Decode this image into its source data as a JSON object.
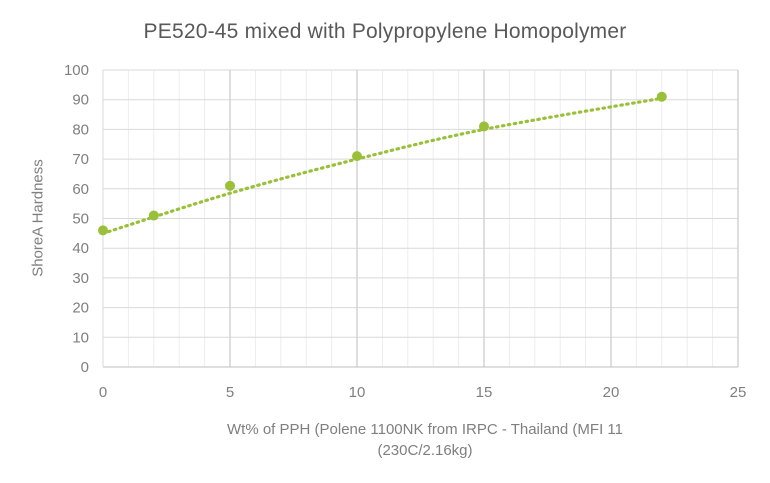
{
  "chart_data": {
    "type": "scatter",
    "title": "PE520-45 mixed with Polypropylene Homopolymer",
    "xlabel_lines": [
      "Wt% of PPH (Polene 1100NK from IRPC - Thailand (MFI 11",
      "(230C/2.16kg)"
    ],
    "ylabel": "ShoreA Hardness",
    "xlim": [
      0,
      25
    ],
    "ylim": [
      0,
      100
    ],
    "x_ticks": [
      0,
      5,
      10,
      15,
      20,
      25
    ],
    "y_ticks": [
      0,
      10,
      20,
      30,
      40,
      50,
      60,
      70,
      80,
      90,
      100
    ],
    "x_minor_step": 1,
    "y_major_step": 10,
    "grid": true,
    "legend": "none",
    "series": [
      {
        "x": [
          0,
          2,
          5,
          10,
          15,
          22
        ],
        "y": [
          46,
          51,
          61,
          71,
          81,
          91
        ],
        "color": "#9ac03a",
        "marker": "circle",
        "trendline": "polynomial (dotted)"
      }
    ],
    "trendline_points": [
      [
        0,
        45
      ],
      [
        5,
        58.5
      ],
      [
        10,
        70
      ],
      [
        15,
        80
      ],
      [
        22,
        90.5
      ]
    ]
  }
}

══════════════════════════════

■ **DO THIS**: Omit every picture, and otherwise quote the entries exactly.

■ **TASK RESULT**:
Decode this image into its source data as a JSON object.
{
  "chart_data": {
    "type": "scatter",
    "title": "PE520-45 mixed with Polypropylene Homopolymer",
    "xlabel_lines": [
      "Wt% of PPH (Polene 1100NK from IRPC - Thailand (MFI 11",
      "(230C/2.16kg)"
    ],
    "ylabel": "ShoreA Hardness",
    "xlim": [
      0,
      25
    ],
    "ylim": [
      0,
      100
    ],
    "x_ticks": [
      0,
      5,
      10,
      15,
      20,
      25
    ],
    "y_ticks": [
      0,
      10,
      20,
      30,
      40,
      50,
      60,
      70,
      80,
      90,
      100
    ],
    "x_minor_step": 1,
    "y_major_step": 10,
    "grid": true,
    "legend": "none",
    "series": [
      {
        "x": [
          0,
          2,
          5,
          10,
          15,
          22
        ],
        "y": [
          46,
          51,
          61,
          71,
          81,
          91
        ],
        "color": "#9ac03a",
        "marker": "circle",
        "trendline": "polynomial (dotted)"
      }
    ],
    "trendline_points": [
      [
        0,
        45
      ],
      [
        5,
        58.5
      ],
      [
        10,
        70
      ],
      [
        15,
        80
      ],
      [
        22,
        90.5
      ]
    ]
  }
}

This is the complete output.